Description of the task » Exactly as they appear, output all of the records. Skip any images.

══════════════════════════════

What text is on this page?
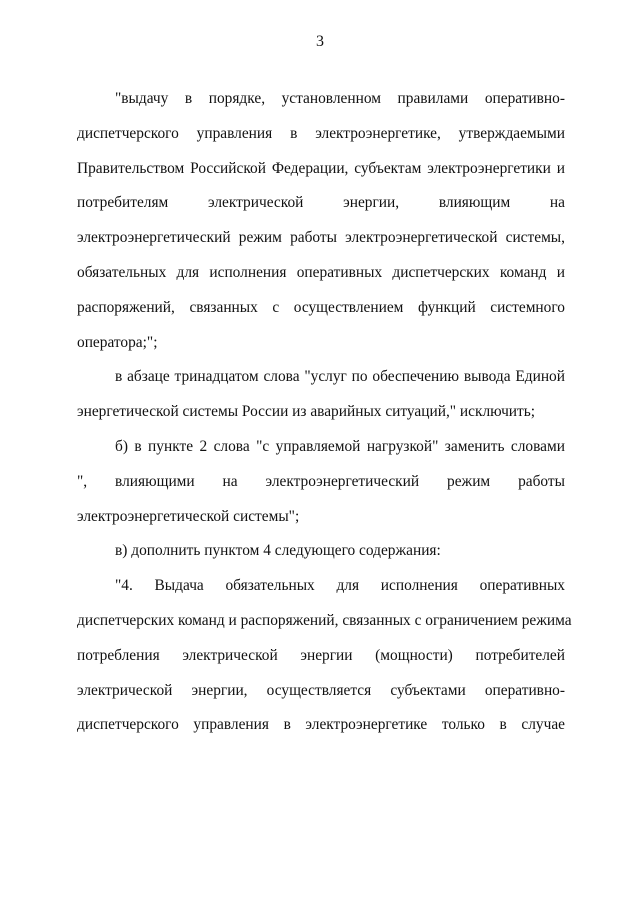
3
"выдачу в порядке, установленном правилами оперативно-
диспетчерского управления в электроэнергетике, утверждаемыми
Правительством Российской Федерации, субъектам электроэнергетики и
потребителям электрической энергии, влияющим на
электроэнергетический режим работы электроэнергетической системы,
обязательных для исполнения оперативных диспетчерских команд и
распоряжений, связанных с осуществлением функций системного
оператора;";
в абзаце тринадцатом слова "услуг по обеспечению вывода Единой
энергетической системы России из аварийных ситуаций," исключить;
б) в пункте 2 слова "с управляемой нагрузкой" заменить словами
", влияющими на электроэнергетический режим работы
электроэнергетической системы";
в) дополнить пунктом 4 следующего содержания:
"4. Выдача обязательных для исполнения оперативных
диспетчерских команд и распоряжений, связанных с ограничением режима
потребления электрической энергии (мощности) потребителей
электрической энергии, осуществляется субъектами оперативно-
диспетчерского управления в электроэнергетике только в случае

══════════════════════════════

Result »
What text is on this page?
3
"выдачу в порядке, установленном правилами оперативно-
диспетчерского управления в электроэнергетике, утверждаемыми
Правительством Российской Федерации, субъектам электроэнергетики и
потребителям электрической энергии, влияющим на
электроэнергетический режим работы электроэнергетической системы,
обязательных для исполнения оперативных диспетчерских команд и
распоряжений, связанных с осуществлением функций системного
оператора;";
в абзаце тринадцатом слова "услуг по обеспечению вывода Единой
энергетической системы России из аварийных ситуаций," исключить;
б) в пункте 2 слова "с управляемой нагрузкой" заменить словами
", влияющими на электроэнергетический режим работы
электроэнергетической системы";
в) дополнить пунктом 4 следующего содержания:
"4. Выдача обязательных для исполнения оперативных
диспетчерских команд и распоряжений, связанных с ограничением режима
потребления электрической энергии (мощности) потребителей
электрической энергии, осуществляется субъектами оперативно-
диспетчерского управления в электроэнергетике только в случае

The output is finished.